=== SHORT EXERCISE ===
Turn every line of the rows below into a JSON list of strings, one string per line, and leave out any blank lines.

::::

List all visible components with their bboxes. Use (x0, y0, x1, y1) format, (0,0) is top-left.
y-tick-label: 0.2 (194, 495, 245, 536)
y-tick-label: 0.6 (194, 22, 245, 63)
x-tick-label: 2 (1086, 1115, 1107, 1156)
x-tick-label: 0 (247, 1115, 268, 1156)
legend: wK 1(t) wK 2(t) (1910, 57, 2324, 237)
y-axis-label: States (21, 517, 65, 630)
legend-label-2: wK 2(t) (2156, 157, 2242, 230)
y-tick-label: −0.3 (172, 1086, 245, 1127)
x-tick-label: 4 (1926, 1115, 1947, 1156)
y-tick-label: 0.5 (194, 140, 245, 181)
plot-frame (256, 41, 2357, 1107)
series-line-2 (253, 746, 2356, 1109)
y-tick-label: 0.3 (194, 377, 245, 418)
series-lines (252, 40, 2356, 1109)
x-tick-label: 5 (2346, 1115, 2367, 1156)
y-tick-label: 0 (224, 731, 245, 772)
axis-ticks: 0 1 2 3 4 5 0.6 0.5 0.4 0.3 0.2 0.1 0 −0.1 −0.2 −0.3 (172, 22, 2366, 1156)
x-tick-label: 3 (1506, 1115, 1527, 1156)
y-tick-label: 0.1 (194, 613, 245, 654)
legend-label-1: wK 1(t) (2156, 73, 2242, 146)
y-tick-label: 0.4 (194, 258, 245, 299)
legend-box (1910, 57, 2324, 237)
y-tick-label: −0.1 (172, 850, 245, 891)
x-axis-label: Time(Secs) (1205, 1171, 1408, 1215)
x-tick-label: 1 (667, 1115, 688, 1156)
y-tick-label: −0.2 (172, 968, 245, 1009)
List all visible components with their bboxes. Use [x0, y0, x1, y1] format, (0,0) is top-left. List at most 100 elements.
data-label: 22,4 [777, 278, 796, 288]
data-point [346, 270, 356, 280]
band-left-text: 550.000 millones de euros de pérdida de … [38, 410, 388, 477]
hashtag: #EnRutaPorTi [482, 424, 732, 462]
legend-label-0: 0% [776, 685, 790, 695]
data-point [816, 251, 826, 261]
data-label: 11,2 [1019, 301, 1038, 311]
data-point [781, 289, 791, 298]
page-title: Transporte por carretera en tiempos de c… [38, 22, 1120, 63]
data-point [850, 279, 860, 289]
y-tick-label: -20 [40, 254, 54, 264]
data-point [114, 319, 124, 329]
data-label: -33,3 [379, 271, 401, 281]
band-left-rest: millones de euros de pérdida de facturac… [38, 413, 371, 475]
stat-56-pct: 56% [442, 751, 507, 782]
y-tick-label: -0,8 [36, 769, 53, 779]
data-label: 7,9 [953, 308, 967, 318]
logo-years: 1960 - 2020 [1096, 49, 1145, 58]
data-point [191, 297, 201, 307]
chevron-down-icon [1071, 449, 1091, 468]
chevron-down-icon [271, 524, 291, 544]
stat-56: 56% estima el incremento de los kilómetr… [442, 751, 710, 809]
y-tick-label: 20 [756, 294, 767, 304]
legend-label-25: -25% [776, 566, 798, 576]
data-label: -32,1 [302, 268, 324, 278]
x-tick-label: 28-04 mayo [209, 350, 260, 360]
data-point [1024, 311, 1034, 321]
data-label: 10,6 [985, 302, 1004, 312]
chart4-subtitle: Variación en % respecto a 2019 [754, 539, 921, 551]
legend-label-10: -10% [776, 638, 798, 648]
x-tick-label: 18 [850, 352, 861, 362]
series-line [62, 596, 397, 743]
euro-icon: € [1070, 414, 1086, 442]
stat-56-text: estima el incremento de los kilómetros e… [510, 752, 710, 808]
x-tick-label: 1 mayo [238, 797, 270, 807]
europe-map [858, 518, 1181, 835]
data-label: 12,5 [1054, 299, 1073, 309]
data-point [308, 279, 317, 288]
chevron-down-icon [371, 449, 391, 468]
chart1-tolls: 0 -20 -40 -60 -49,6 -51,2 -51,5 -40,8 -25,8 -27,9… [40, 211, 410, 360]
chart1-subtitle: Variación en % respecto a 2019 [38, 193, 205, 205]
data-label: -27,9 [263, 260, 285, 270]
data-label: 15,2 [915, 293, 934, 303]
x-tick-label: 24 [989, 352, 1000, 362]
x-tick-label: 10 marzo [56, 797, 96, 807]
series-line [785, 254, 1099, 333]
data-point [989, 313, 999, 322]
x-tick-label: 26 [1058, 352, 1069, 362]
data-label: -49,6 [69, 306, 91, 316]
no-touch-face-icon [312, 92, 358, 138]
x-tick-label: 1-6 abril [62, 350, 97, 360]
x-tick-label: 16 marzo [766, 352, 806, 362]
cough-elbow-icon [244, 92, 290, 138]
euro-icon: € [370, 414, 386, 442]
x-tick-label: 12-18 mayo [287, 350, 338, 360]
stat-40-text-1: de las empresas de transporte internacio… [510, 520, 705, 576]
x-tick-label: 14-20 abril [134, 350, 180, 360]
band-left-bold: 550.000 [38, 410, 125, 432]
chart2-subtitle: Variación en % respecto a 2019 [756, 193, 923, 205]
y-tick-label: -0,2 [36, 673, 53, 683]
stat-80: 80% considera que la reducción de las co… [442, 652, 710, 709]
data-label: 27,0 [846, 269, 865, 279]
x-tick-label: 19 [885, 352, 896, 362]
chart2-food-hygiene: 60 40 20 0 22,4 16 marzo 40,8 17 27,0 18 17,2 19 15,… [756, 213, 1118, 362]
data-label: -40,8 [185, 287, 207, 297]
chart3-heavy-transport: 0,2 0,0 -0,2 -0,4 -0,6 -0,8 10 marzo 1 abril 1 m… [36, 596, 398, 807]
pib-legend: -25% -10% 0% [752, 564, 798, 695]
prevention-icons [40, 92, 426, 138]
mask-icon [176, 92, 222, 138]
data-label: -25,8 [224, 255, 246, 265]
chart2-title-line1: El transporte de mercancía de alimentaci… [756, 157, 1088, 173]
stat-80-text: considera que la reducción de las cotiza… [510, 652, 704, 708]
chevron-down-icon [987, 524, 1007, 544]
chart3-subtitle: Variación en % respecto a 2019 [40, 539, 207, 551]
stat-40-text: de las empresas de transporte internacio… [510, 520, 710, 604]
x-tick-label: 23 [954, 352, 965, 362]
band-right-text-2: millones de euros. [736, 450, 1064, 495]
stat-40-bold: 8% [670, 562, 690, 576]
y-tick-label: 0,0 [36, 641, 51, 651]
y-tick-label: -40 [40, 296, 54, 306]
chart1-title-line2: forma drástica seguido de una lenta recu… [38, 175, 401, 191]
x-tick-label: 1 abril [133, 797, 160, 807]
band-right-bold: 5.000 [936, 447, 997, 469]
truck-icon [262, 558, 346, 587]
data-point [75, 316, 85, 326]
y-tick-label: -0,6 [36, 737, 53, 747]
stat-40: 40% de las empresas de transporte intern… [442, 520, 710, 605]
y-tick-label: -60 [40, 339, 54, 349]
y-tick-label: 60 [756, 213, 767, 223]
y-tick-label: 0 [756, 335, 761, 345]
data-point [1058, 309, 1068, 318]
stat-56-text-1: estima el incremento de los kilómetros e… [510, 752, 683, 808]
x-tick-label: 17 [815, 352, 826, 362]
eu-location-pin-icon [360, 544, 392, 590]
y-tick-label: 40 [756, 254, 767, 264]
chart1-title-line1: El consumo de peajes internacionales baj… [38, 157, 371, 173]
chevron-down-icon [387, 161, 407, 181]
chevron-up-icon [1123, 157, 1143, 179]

::::

=== ANSWER ===
[
  "List all visible components with their bboxes. Use (x0, y0, x1, y1) format, (0,0) is top-left.",
  "y-tick-label: 0.2 (194, 495, 245, 536)",
  "y-tick-label: 0.6 (194, 22, 245, 63)",
  "x-tick-label: 2 (1086, 1115, 1107, 1156)",
  "x-tick-label: 0 (247, 1115, 268, 1156)",
  "legend: wK 1(t) wK 2(t) (1910, 57, 2324, 237)",
  "y-axis-label: States (21, 517, 65, 630)",
  "legend-label-2: wK 2(t) (2156, 157, 2242, 230)",
  "y-tick-label: −0.3 (172, 1086, 245, 1127)",
  "x-tick-label: 4 (1926, 1115, 1947, 1156)",
  "y-tick-label: 0.5 (194, 140, 245, 181)",
  "plot-frame (256, 41, 2357, 1107)",
  "series-line-2 (253, 746, 2356, 1109)",
  "y-tick-label: 0.3 (194, 377, 245, 418)",
  "series-lines (252, 40, 2356, 1109)",
  "x-tick-label: 5 (2346, 1115, 2367, 1156)",
  "y-tick-label: 0 (224, 731, 245, 772)",
  "axis-ticks: 0 1 2 3 4 5 0.6 0.5 0.4 0.3 0.2 0.1 0 −0.1 −0.2 −0.3 (172, 22, 2366, 1156)",
  "x-tick-label: 3 (1506, 1115, 1527, 1156)",
  "y-tick-label: 0.1 (194, 613, 245, 654)",
  "legend-label-1: wK 1(t) (2156, 73, 2242, 146)",
  "y-tick-label: 0.4 (194, 258, 245, 299)",
  "legend-box (1910, 57, 2324, 237)",
  "y-tick-label: −0.1 (172, 850, 245, 891)",
  "x-axis-label: Time(Secs) (1205, 1171, 1408, 1215)",
  "x-tick-label: 1 (667, 1115, 688, 1156)",
  "y-tick-label: −0.2 (172, 968, 245, 1009)",
  "List all visible components with their bboxes. Use [x0, y0, x1, y1] format, (0,0) is top-left. List at most 100 elements.",
  "data-label: 22,4 [777, 278, 796, 288]",
  "data-point [346, 270, 356, 280]",
  "band-left-text: 550.000 millones de euros de pérdida de … [38, 410, 388, 477]",
  "hashtag: #EnRutaPorTi [482, 424, 732, 462]",
  "legend-label-0: 0% [776, 685, 790, 695]",
  "data-point [816, 251, 826, 261]",
  "data-label: 11,2 [1019, 301, 1038, 311]",
  "data-point [781, 289, 791, 298]",
  "page-title: Transporte por carretera en tiempos de c… [38, 22, 1120, 63]",
  "data-point [850, 279, 860, 289]",
  "y-tick-label: -20 [40, 254, 54, 264]",
  "data-point [114, 319, 124, 329]",
  "data-label: -33,3 [379, 271, 401, 281]",
  "band-left-rest: millones de euros de pérdida de facturac… [38, 413, 371, 475]",
  "stat-56-pct: 56% [442, 751, 507, 782]",
  "y-tick-label: -0,8 [36, 769, 53, 779]",
  "data-label: 7,9 [953, 308, 967, 318]",
  "logo-years: 1960 - 2020 [1096, 49, 1145, 58]",
  "data-point [191, 297, 201, 307]",
  "chevron-down-icon [1071, 449, 1091, 468]",
  "chevron-down-icon [271, 524, 291, 544]",
  "stat-56: 56% estima el incremento de los kilómetr… [442, 751, 710, 809]",
  "y-tick-label: 20 [756, 294, 767, 304]",
  "legend-label-25: -25% [776, 566, 798, 576]",
  "data-label: -32,1 [302, 268, 324, 278]",
  "x-tick-label: 28-04 mayo [209, 350, 260, 360]",
  "data-point [1024, 311, 1034, 321]",
  "data-label: 10,6 [985, 302, 1004, 312]",
  "chart4-subtitle: Variación en % respecto a 2019 [754, 539, 921, 551]",
  "legend-label-10: -10% [776, 638, 798, 648]",
  "x-tick-label: 18 [850, 352, 861, 362]",
  "series-line [62, 596, 397, 743]",
  "euro-icon: € [1070, 414, 1086, 442]",
  "stat-56-text: estima el incremento de los kilómetros e… [510, 752, 710, 808]",
  "x-tick-label: 1 mayo [238, 797, 270, 807]",
  "europe-map [858, 518, 1181, 835]",
  "data-label: 12,5 [1054, 299, 1073, 309]",
  "data-point [308, 279, 317, 288]",
  "chevron-down-icon [371, 449, 391, 468]",
  "chart1-tolls: 0 -20 -40 -60 -49,6 -51,2 -51,5 -40,8 -25,8 -27,9… [40, 211, 410, 360]",
  "chart1-subtitle: Variación en % respecto a 2019 [38, 193, 205, 205]",
  "data-label: -27,9 [263, 260, 285, 270]",
  "data-label: 15,2 [915, 293, 934, 303]",
  "x-tick-label: 24 [989, 352, 1000, 362]",
  "x-tick-label: 10 marzo [56, 797, 96, 807]",
  "series-line [785, 254, 1099, 333]",
  "data-point [989, 313, 999, 322]",
  "x-tick-label: 26 [1058, 352, 1069, 362]",
  "data-label: -49,6 [69, 306, 91, 316]",
  "no-touch-face-icon [312, 92, 358, 138]",
  "x-tick-label: 1-6 abril [62, 350, 97, 360]",
  "x-tick-label: 16 marzo [766, 352, 806, 362]",
  "cough-elbow-icon [244, 92, 290, 138]",
  "euro-icon: € [370, 414, 386, 442]",
  "x-tick-label: 12-18 mayo [287, 350, 338, 360]",
  "stat-40-text-1: de las empresas de transporte internacio… [510, 520, 705, 576]",
  "x-tick-label: 14-20 abril [134, 350, 180, 360]",
  "band-left-bold: 550.000 [38, 410, 125, 432]",
  "chart2-subtitle: Variación en % respecto a 2019 [756, 193, 923, 205]",
  "y-tick-label: -0,2 [36, 673, 53, 683]",
  "stat-80: 80% considera que la reducción de las co… [442, 652, 710, 709]",
  "data-label: 27,0 [846, 269, 865, 279]",
  "x-tick-label: 19 [885, 352, 896, 362]",
  "chart2-food-hygiene: 60 40 20 0 22,4 16 marzo 40,8 17 27,0 18 17,2 19 15,… [756, 213, 1118, 362]",
  "data-label: -40,8 [185, 287, 207, 297]",
  "chart3-heavy-transport: 0,2 0,0 -0,2 -0,4 -0,6 -0,8 10 marzo 1 abril 1 m… [36, 596, 398, 807]",
  "pib-legend: -25% -10% 0% [752, 564, 798, 695]",
  "prevention-icons [40, 92, 426, 138]",
  "mask-icon [176, 92, 222, 138]",
  "data-label: -25,8 [224, 255, 246, 265]",
  "chart2-title-line1: El transporte de mercancía de alimentaci… [756, 157, 1088, 173]",
  "stat-80-text: considera que la reducción de las cotiza… [510, 652, 704, 708]",
  "chevron-down-icon [987, 524, 1007, 544]",
  "chart3-subtitle: Variación en % respecto a 2019 [40, 539, 207, 551]",
  "stat-40-text: de las empresas de transporte internacio… [510, 520, 710, 604]",
  "x-tick-label: 23 [954, 352, 965, 362]",
  "band-right-text-2: millones de euros. [736, 450, 1064, 495]",
  "stat-40-bold: 8% [670, 562, 690, 576]",
  "y-tick-label: 0,0 [36, 641, 51, 651]",
  "y-tick-label: -40 [40, 296, 54, 306]",
  "chart1-title-line2: forma drástica seguido de una lenta recu… [38, 175, 401, 191]",
  "x-tick-label: 1 abril [133, 797, 160, 807]",
  "band-right-bold: 5.000 [936, 447, 997, 469]",
  "truck-icon [262, 558, 346, 587]",
  "data-point [75, 316, 85, 326]",
  "y-tick-label: -0,6 [36, 737, 53, 747]",
  "stat-40: 40% de las empresas de transporte intern… [442, 520, 710, 605]",
  "y-tick-label: -60 [40, 339, 54, 349]",
  "y-tick-label: 60 [756, 213, 767, 223]",
  "y-tick-label: 0 [756, 335, 761, 345]",
  "data-point [1058, 309, 1068, 318]",
  "stat-56-text-1: estima el incremento de los kilómetros e… [510, 752, 683, 808]",
  "x-tick-label: 17 [815, 352, 826, 362]",
  "eu-location-pin-icon [360, 544, 392, 590]",
  "y-tick-label: 40 [756, 254, 767, 264]",
  "chart1-title-line1: El consumo de peajes internacionales baj… [38, 157, 371, 173]",
  "chevron-down-icon [387, 161, 407, 181]",
  "chevron-up-icon [1123, 157, 1143, 179]"
]